» Short problem
Return the lines from the start of the lines through the line holding "x-tick-label: 16 [202, 430, 220, 446]", inclusive, reproduced exactly.

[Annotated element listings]
— Start —
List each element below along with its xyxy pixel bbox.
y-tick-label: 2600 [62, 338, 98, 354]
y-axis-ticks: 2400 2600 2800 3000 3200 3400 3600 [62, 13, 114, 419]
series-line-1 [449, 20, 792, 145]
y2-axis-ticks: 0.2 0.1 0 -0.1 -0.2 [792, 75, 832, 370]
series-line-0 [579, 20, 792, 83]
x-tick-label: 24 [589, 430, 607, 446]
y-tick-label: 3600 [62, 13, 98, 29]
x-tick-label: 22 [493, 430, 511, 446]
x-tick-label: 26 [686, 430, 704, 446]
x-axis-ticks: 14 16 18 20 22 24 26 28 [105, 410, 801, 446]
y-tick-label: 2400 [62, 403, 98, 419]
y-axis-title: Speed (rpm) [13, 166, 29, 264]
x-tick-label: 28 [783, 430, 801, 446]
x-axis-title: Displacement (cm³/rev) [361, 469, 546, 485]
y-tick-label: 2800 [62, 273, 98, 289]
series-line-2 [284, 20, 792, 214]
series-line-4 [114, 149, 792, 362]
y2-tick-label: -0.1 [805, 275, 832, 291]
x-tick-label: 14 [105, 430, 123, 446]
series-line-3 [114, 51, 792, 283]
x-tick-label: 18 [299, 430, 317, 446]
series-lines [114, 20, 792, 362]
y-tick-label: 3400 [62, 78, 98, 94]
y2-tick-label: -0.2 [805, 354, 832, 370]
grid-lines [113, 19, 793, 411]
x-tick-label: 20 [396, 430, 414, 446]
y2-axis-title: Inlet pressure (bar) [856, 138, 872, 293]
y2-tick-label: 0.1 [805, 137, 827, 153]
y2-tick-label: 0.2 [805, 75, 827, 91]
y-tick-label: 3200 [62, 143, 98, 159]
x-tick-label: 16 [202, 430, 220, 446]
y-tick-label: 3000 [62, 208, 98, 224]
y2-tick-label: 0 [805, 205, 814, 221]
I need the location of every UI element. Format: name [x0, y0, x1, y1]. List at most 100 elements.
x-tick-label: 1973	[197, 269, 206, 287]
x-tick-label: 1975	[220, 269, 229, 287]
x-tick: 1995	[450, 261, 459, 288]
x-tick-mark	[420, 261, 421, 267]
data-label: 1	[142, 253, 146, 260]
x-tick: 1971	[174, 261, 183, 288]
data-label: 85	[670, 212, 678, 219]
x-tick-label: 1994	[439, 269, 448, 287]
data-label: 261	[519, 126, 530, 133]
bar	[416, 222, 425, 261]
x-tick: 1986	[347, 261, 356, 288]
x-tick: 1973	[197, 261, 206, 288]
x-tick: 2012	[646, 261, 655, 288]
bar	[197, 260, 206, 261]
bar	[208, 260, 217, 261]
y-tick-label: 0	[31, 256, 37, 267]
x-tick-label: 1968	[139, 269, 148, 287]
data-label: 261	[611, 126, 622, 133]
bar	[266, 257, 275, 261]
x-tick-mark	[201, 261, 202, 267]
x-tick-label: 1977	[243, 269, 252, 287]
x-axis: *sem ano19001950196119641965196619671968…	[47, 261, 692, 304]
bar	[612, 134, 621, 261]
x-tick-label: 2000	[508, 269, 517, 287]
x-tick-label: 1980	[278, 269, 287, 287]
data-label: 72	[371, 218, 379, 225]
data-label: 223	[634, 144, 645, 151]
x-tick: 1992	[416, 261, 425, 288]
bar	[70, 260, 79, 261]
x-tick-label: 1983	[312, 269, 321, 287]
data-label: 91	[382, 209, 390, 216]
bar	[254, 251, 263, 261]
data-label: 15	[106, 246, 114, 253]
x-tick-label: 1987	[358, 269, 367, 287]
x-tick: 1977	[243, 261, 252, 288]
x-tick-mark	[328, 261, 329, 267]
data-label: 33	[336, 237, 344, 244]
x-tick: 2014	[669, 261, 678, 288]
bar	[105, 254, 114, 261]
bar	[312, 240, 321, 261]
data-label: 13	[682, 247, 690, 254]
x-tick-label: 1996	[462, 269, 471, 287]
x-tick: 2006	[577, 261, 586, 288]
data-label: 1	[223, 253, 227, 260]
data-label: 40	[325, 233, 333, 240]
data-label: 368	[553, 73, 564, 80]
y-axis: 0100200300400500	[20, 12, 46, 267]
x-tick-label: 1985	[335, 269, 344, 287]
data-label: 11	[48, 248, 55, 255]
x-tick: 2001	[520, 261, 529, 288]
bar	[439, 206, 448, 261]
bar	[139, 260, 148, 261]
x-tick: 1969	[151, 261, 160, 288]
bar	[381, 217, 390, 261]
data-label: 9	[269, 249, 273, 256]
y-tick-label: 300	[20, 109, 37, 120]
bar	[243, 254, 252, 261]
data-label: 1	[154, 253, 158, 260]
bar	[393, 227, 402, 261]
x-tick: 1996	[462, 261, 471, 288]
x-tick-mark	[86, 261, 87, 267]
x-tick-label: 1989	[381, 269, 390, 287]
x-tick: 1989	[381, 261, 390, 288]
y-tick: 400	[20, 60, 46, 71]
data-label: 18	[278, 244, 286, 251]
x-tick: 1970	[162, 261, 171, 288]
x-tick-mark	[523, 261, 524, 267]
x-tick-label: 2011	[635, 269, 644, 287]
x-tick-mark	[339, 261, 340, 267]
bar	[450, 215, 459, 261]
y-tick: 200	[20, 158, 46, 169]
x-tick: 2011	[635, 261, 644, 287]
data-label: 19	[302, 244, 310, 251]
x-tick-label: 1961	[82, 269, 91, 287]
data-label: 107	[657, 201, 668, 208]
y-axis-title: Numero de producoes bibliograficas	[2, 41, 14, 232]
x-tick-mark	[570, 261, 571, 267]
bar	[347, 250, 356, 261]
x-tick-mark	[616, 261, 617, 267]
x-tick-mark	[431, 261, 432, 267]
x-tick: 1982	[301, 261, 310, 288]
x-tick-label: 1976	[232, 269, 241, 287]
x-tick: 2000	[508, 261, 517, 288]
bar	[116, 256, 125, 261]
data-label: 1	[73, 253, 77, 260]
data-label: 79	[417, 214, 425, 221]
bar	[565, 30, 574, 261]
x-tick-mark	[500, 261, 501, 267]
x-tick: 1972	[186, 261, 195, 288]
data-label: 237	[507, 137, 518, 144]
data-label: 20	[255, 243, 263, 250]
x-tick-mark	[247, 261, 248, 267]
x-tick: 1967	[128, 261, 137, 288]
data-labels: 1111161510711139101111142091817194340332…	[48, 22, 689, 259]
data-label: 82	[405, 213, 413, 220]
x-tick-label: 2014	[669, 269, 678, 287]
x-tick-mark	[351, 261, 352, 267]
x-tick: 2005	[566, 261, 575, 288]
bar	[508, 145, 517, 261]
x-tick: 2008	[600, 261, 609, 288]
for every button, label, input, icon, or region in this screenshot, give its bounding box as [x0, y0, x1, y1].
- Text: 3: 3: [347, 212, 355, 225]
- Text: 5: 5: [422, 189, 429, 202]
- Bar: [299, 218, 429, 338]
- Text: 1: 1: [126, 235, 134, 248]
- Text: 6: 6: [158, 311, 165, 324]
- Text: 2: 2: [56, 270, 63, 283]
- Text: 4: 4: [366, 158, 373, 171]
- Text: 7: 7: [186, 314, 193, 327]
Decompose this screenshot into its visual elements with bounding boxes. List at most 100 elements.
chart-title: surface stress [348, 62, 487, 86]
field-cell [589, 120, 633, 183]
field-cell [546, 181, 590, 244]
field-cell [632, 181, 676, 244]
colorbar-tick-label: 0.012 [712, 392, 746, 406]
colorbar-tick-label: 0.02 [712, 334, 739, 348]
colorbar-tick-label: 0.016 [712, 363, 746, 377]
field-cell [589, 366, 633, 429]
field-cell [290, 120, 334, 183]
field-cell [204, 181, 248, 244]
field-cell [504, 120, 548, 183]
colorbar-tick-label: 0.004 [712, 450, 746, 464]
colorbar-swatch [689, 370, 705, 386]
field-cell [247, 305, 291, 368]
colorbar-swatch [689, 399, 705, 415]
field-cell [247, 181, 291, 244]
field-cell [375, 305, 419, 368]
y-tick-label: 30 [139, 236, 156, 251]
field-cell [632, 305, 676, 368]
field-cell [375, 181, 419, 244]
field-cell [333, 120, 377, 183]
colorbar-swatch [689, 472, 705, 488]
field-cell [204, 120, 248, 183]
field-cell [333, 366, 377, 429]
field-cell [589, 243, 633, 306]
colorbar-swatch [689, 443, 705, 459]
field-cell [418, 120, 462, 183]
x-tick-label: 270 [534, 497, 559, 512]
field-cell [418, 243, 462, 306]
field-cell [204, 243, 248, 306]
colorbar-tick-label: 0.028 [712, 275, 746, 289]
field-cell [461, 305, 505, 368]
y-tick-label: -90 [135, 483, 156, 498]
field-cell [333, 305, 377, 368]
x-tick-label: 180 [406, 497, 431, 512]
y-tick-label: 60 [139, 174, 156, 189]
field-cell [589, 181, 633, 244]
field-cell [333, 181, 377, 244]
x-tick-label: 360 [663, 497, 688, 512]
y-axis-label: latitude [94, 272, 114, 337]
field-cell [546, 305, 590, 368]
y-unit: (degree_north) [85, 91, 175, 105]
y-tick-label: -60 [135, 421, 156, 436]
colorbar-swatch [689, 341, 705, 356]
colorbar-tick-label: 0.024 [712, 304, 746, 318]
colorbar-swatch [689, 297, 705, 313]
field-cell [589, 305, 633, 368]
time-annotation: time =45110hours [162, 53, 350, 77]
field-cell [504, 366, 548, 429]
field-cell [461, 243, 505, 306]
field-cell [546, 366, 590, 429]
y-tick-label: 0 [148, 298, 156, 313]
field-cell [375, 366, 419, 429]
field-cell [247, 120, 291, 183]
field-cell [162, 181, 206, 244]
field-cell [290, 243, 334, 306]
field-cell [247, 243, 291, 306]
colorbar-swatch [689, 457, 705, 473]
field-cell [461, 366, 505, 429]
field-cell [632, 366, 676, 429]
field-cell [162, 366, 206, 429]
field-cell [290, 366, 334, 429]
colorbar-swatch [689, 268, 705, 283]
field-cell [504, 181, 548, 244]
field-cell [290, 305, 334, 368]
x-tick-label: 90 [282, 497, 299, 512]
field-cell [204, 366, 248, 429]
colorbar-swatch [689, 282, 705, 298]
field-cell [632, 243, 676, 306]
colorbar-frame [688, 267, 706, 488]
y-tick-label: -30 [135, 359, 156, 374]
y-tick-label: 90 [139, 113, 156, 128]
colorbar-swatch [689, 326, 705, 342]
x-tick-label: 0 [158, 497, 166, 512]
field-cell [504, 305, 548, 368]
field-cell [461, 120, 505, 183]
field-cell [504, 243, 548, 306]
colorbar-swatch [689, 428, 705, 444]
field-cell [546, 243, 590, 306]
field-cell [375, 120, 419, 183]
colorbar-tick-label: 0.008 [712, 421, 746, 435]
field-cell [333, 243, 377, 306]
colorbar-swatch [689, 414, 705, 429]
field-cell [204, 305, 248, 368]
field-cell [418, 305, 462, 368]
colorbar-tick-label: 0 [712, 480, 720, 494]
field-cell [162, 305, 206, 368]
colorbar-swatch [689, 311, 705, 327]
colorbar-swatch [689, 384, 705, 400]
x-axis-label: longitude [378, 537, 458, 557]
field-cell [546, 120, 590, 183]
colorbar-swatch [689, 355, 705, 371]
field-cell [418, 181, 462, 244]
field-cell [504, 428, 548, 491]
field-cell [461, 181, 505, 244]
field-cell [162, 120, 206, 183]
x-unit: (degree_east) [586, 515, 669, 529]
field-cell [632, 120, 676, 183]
— End —
» Result of this exercise
List each element below along with its xyxy pixel bbox.
y-tick-label: 2600 [62, 338, 98, 354]
y-axis-ticks: 2400 2600 2800 3000 3200 3400 3600 [62, 13, 114, 419]
series-line-1 [449, 20, 792, 145]
y2-axis-ticks: 0.2 0.1 0 -0.1 -0.2 [792, 75, 832, 370]
series-line-0 [579, 20, 792, 83]
x-tick-label: 24 [589, 430, 607, 446]
y-tick-label: 3600 [62, 13, 98, 29]
x-tick-label: 22 [493, 430, 511, 446]
x-tick-label: 26 [686, 430, 704, 446]
x-axis-ticks: 14 16 18 20 22 24 26 28 [105, 410, 801, 446]
y-tick-label: 2400 [62, 403, 98, 419]
y-axis-title: Speed (rpm) [13, 166, 29, 264]
x-tick-label: 28 [783, 430, 801, 446]
x-axis-title: Displacement (cm³/rev) [361, 469, 546, 485]
y-tick-label: 2800 [62, 273, 98, 289]
series-line-2 [284, 20, 792, 214]
series-line-4 [114, 149, 792, 362]
y2-tick-label: -0.1 [805, 275, 832, 291]
x-tick-label: 14 [105, 430, 123, 446]
series-line-3 [114, 51, 792, 283]
x-tick-label: 18 [299, 430, 317, 446]
series-lines [114, 20, 792, 362]
y-tick-label: 3400 [62, 78, 98, 94]
y2-tick-label: -0.2 [805, 354, 832, 370]
grid-lines [113, 19, 793, 411]
x-tick-label: 20 [396, 430, 414, 446]
y2-axis-title: Inlet pressure (bar) [856, 138, 872, 293]
y2-tick-label: 0.1 [805, 137, 827, 153]
y2-tick-label: 0.2 [805, 75, 827, 91]
y-tick-label: 3200 [62, 143, 98, 159]
x-tick-label: 16 [202, 430, 220, 446]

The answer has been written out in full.